__Data supplied__.
════════════════

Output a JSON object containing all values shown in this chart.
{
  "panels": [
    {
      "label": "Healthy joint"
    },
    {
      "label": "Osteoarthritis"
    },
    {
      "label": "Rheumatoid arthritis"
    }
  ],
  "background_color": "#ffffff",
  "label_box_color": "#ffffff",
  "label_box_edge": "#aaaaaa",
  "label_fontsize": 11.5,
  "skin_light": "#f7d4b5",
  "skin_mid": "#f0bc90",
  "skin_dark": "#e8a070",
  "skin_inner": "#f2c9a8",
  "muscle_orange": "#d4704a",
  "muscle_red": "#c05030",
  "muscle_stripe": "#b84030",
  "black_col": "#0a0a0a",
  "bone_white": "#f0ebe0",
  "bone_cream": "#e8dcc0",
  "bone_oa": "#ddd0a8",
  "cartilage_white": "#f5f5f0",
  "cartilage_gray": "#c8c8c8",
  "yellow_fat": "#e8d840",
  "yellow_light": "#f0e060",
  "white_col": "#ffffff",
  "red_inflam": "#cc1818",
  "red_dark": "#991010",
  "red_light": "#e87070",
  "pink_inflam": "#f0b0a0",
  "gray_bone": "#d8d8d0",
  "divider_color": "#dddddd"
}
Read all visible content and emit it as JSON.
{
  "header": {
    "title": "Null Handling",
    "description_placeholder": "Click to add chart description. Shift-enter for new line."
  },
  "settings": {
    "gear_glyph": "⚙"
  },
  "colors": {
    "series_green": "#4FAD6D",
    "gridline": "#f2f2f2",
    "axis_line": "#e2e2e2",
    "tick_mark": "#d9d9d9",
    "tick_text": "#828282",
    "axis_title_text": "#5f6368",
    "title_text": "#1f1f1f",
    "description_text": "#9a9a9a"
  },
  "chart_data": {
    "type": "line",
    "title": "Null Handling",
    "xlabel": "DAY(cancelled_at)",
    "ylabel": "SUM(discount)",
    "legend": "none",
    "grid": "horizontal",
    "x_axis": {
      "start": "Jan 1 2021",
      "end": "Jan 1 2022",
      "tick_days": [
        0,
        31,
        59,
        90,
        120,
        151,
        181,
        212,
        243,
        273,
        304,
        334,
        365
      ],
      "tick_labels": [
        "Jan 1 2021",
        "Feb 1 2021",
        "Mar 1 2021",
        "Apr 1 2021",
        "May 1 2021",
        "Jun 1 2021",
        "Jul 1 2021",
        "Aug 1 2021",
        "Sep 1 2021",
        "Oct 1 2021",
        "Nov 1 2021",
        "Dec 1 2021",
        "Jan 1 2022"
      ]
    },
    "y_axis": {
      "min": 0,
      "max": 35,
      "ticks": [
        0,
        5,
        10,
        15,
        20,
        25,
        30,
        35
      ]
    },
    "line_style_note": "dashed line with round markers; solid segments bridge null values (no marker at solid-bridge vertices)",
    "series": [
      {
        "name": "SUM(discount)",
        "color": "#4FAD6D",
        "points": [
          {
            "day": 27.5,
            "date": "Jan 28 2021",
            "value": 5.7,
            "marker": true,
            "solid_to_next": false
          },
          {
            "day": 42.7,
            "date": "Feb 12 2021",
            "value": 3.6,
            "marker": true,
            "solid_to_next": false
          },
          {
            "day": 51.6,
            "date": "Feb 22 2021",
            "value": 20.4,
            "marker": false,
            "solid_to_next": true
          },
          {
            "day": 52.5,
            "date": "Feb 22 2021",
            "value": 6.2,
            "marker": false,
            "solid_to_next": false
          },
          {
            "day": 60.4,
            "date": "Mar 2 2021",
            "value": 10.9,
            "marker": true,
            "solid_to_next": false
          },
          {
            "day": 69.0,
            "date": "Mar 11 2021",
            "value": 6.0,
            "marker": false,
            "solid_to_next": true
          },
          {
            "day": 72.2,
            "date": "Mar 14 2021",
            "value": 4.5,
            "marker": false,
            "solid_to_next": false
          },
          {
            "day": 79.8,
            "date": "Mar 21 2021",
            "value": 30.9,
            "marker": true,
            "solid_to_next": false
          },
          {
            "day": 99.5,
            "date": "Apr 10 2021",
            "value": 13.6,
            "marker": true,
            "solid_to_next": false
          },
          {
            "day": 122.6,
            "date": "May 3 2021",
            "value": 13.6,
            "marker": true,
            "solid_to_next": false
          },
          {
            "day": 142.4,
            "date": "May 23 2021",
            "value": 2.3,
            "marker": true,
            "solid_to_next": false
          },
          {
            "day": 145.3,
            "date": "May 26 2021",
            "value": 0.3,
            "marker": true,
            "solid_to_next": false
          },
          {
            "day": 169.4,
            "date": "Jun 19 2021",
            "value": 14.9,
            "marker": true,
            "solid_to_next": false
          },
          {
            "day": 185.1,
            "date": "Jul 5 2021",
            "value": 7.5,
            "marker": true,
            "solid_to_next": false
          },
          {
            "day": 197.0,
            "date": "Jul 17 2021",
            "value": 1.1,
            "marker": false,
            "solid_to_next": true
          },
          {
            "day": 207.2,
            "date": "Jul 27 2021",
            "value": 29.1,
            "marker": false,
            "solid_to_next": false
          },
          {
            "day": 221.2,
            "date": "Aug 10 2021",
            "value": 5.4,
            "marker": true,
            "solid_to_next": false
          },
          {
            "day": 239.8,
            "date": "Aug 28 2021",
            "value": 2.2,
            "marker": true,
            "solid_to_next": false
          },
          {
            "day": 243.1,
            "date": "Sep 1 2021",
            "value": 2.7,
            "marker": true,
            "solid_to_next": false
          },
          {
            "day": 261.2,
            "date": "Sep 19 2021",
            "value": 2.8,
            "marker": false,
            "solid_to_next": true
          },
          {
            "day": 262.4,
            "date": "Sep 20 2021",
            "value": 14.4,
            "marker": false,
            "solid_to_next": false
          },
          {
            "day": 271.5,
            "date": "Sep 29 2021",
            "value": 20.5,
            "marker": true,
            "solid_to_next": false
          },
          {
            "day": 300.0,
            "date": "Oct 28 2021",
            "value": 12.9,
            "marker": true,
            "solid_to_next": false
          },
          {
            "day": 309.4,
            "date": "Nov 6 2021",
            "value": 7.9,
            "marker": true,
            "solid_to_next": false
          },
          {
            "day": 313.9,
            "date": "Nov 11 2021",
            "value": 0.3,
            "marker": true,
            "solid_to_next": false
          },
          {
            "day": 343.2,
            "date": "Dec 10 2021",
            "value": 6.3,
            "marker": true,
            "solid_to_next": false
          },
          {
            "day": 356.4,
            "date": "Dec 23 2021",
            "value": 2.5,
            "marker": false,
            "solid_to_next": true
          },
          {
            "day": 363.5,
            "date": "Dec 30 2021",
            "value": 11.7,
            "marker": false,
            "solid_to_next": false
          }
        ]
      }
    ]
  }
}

════════════════

List all lines from the entries that include the word "ffffff".

  "background_color": "#ffffff",
  "label_box_color": "#ffffff",
  "white_col": "#ffffff",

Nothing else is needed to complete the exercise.